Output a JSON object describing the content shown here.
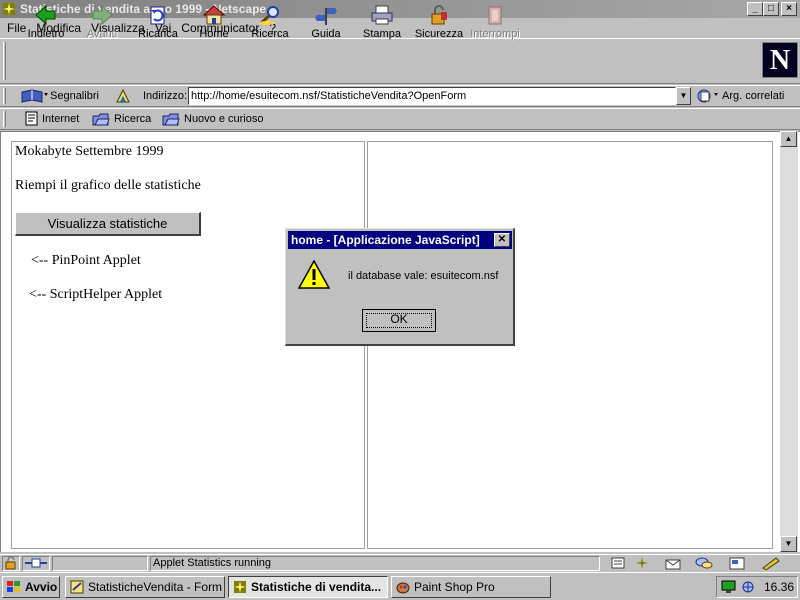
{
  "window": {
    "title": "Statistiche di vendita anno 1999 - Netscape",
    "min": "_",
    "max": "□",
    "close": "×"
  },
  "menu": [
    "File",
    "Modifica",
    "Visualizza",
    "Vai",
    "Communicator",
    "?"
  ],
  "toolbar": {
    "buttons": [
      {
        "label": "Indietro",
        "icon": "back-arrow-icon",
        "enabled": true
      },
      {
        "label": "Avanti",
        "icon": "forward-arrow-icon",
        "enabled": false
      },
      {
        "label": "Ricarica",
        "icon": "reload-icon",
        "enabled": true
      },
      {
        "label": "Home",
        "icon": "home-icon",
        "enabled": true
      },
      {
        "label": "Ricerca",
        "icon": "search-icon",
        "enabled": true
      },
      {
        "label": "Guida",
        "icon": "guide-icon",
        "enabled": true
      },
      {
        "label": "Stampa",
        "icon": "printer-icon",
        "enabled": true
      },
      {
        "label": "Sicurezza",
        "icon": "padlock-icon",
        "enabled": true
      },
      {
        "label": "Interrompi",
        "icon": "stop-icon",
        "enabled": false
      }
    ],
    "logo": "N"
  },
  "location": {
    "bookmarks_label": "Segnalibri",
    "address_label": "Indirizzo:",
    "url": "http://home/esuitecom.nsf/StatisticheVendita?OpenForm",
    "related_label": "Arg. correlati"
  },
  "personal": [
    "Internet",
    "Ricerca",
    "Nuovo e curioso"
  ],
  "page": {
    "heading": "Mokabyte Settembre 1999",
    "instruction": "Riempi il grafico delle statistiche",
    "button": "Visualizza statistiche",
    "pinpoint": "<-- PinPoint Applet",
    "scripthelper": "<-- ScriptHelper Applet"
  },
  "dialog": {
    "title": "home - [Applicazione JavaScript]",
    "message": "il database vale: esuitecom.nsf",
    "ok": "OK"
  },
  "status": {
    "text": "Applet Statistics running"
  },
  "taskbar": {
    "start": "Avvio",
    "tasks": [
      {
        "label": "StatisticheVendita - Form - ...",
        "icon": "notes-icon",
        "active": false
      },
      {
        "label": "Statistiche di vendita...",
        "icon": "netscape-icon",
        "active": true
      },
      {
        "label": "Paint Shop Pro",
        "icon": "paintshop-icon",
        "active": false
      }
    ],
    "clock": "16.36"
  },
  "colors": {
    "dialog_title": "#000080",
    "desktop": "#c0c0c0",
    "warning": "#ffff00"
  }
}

++++

Repeat the data exactly, excluding the pictures.

Output a JSON object describing the content shown here.
{
  "window": {
    "title": "Statistiche di vendita anno 1999 - Netscape",
    "min": "_",
    "max": "□",
    "close": "×"
  },
  "menu": [
    "File",
    "Modifica",
    "Visualizza",
    "Vai",
    "Communicator",
    "?"
  ],
  "toolbar": {
    "buttons": [
      {
        "label": "Indietro",
        "icon": "back-arrow-icon",
        "enabled": true
      },
      {
        "label": "Avanti",
        "icon": "forward-arrow-icon",
        "enabled": false
      },
      {
        "label": "Ricarica",
        "icon": "reload-icon",
        "enabled": true
      },
      {
        "label": "Home",
        "icon": "home-icon",
        "enabled": true
      },
      {
        "label": "Ricerca",
        "icon": "search-icon",
        "enabled": true
      },
      {
        "label": "Guida",
        "icon": "guide-icon",
        "enabled": true
      },
      {
        "label": "Stampa",
        "icon": "printer-icon",
        "enabled": true
      },
      {
        "label": "Sicurezza",
        "icon": "padlock-icon",
        "enabled": true
      },
      {
        "label": "Interrompi",
        "icon": "stop-icon",
        "enabled": false
      }
    ],
    "logo": "N"
  },
  "location": {
    "bookmarks_label": "Segnalibri",
    "address_label": "Indirizzo:",
    "url": "http://home/esuitecom.nsf/StatisticheVendita?OpenForm",
    "related_label": "Arg. correlati"
  },
  "personal": [
    "Internet",
    "Ricerca",
    "Nuovo e curioso"
  ],
  "page": {
    "heading": "Mokabyte Settembre 1999",
    "instruction": "Riempi il grafico delle statistiche",
    "button": "Visualizza statistiche",
    "pinpoint": "<-- PinPoint Applet",
    "scripthelper": "<-- ScriptHelper Applet"
  },
  "dialog": {
    "title": "home - [Applicazione JavaScript]",
    "message": "il database vale: esuitecom.nsf",
    "ok": "OK"
  },
  "status": {
    "text": "Applet Statistics running"
  },
  "taskbar": {
    "start": "Avvio",
    "tasks": [
      {
        "label": "StatisticheVendita - Form - ...",
        "icon": "notes-icon",
        "active": false
      },
      {
        "label": "Statistiche di vendita...",
        "icon": "netscape-icon",
        "active": true
      },
      {
        "label": "Paint Shop Pro",
        "icon": "paintshop-icon",
        "active": false
      }
    ],
    "clock": "16.36"
  },
  "colors": {
    "dialog_title": "#000080",
    "desktop": "#c0c0c0",
    "warning": "#ffff00"
  }
}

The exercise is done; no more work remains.